Copy each line holding the string "Autocuidado".

• • •

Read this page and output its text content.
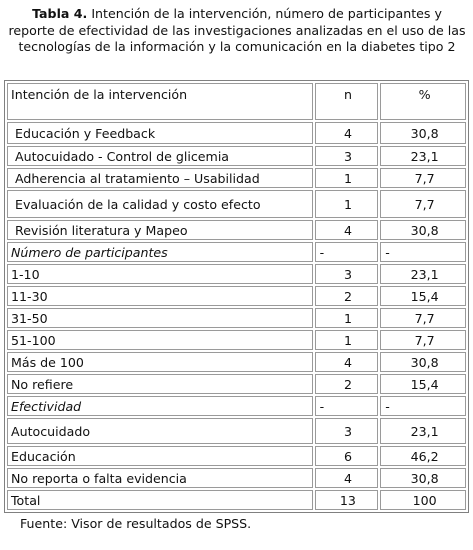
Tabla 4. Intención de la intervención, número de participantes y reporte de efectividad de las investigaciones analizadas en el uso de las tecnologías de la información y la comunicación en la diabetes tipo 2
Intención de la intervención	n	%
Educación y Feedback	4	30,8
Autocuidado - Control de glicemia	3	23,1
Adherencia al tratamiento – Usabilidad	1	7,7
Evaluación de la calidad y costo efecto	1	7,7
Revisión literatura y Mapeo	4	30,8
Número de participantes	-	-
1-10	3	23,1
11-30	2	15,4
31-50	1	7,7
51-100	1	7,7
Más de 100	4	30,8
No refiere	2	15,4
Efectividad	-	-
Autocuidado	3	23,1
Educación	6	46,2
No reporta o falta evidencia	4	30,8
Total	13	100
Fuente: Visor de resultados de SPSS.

• • •

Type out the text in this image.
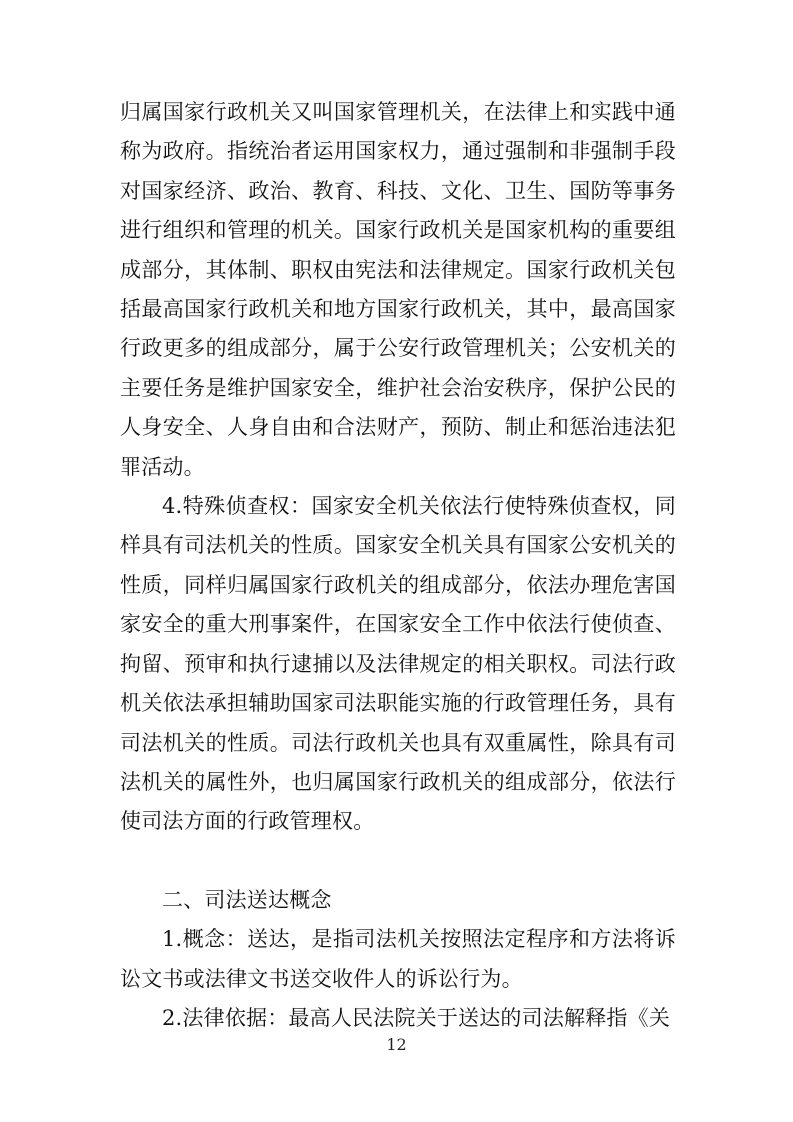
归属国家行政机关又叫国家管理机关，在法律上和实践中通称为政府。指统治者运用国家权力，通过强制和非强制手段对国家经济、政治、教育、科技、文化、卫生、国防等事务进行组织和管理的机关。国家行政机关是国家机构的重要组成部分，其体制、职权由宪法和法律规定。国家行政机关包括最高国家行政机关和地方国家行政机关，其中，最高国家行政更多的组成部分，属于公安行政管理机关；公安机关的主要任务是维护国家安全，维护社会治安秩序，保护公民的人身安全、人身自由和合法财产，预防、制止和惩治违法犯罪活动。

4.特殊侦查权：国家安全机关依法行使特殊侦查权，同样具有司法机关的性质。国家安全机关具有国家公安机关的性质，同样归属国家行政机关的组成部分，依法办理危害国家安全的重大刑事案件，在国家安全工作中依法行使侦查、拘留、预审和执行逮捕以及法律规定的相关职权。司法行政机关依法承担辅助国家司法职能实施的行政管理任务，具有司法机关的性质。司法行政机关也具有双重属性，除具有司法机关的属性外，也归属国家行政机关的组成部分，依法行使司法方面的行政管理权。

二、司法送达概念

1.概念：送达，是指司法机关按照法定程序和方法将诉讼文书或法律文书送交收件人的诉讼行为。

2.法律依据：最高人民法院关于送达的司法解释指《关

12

• • •

* [Final answer]:
Autocuidado - Control de glicemia	3	23,1
Autocuidado	3	23,1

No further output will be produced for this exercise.